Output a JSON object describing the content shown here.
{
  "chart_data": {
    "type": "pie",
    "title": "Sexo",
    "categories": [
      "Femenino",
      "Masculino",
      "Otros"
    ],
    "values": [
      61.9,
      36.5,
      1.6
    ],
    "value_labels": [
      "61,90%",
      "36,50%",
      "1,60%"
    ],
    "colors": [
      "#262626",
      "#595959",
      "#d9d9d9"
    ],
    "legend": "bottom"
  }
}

---

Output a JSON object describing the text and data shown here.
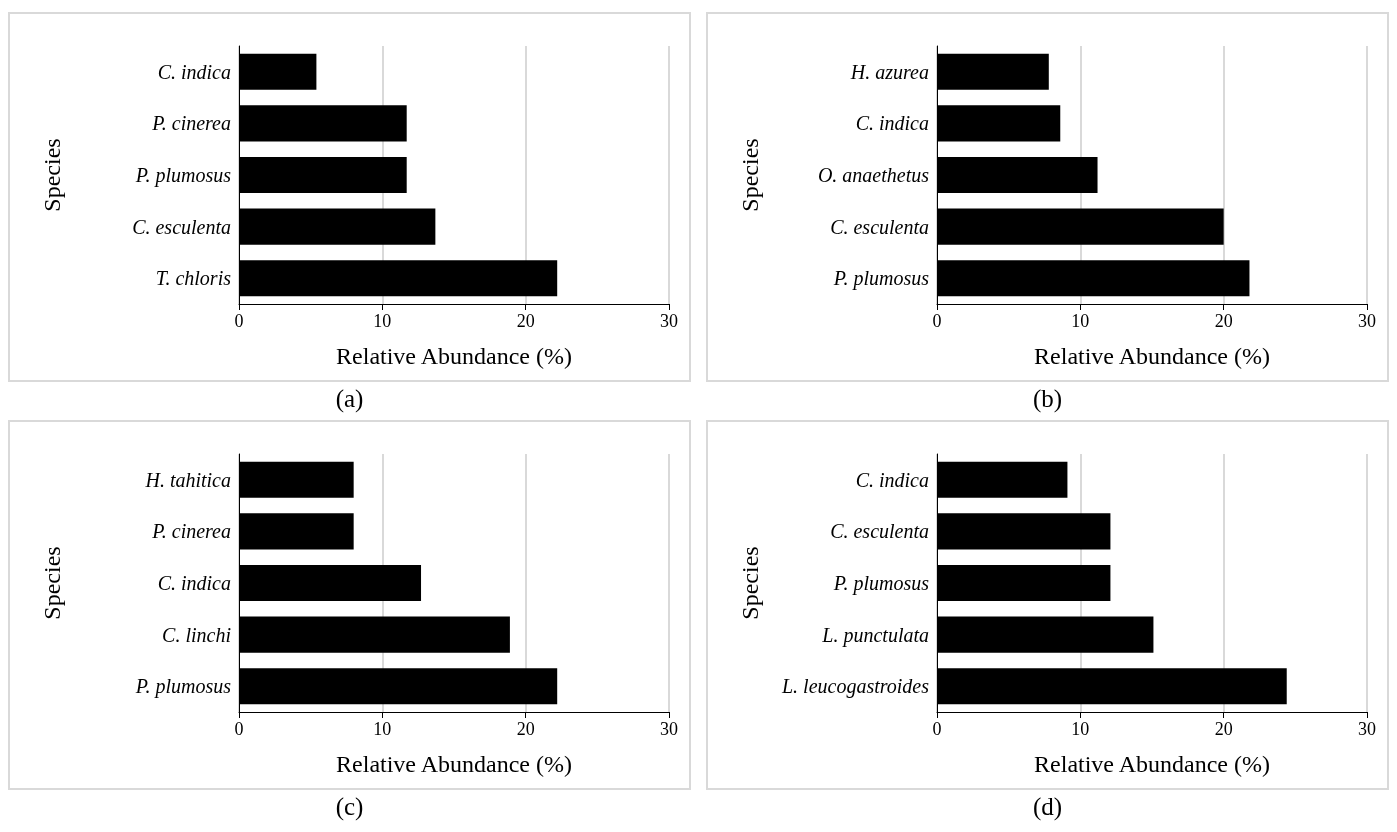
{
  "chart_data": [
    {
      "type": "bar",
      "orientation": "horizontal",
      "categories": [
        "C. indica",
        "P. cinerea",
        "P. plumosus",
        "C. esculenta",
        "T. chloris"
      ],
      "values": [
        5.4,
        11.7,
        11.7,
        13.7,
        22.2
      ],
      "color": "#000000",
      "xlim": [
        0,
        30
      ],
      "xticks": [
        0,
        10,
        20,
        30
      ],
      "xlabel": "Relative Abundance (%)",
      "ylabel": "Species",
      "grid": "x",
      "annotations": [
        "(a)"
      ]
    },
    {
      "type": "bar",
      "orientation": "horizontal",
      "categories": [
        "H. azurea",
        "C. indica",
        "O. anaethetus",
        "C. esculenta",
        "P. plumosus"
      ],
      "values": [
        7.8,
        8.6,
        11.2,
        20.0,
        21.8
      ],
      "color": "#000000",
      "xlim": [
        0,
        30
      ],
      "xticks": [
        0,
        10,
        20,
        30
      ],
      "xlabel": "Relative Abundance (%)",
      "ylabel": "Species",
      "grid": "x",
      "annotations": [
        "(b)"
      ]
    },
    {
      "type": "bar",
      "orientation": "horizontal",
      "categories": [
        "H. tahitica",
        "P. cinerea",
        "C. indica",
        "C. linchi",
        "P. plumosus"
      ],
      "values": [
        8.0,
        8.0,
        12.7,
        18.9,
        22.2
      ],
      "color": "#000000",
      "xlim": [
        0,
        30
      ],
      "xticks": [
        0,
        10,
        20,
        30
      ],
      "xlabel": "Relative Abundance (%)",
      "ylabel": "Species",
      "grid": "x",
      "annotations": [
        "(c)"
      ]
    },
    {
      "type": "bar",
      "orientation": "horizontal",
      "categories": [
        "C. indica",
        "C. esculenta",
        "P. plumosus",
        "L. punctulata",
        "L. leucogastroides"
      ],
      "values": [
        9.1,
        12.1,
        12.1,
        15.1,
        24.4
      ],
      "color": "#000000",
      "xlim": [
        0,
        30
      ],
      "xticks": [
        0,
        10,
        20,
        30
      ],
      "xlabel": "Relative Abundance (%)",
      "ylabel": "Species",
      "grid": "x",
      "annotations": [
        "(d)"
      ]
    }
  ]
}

_Aim of the task:_ Pull out all lines in the data above that include "here".

_Answer to the exercise:_
Output a JSON object describing the content shown here.
Output a JSON object describing the text and data shown here.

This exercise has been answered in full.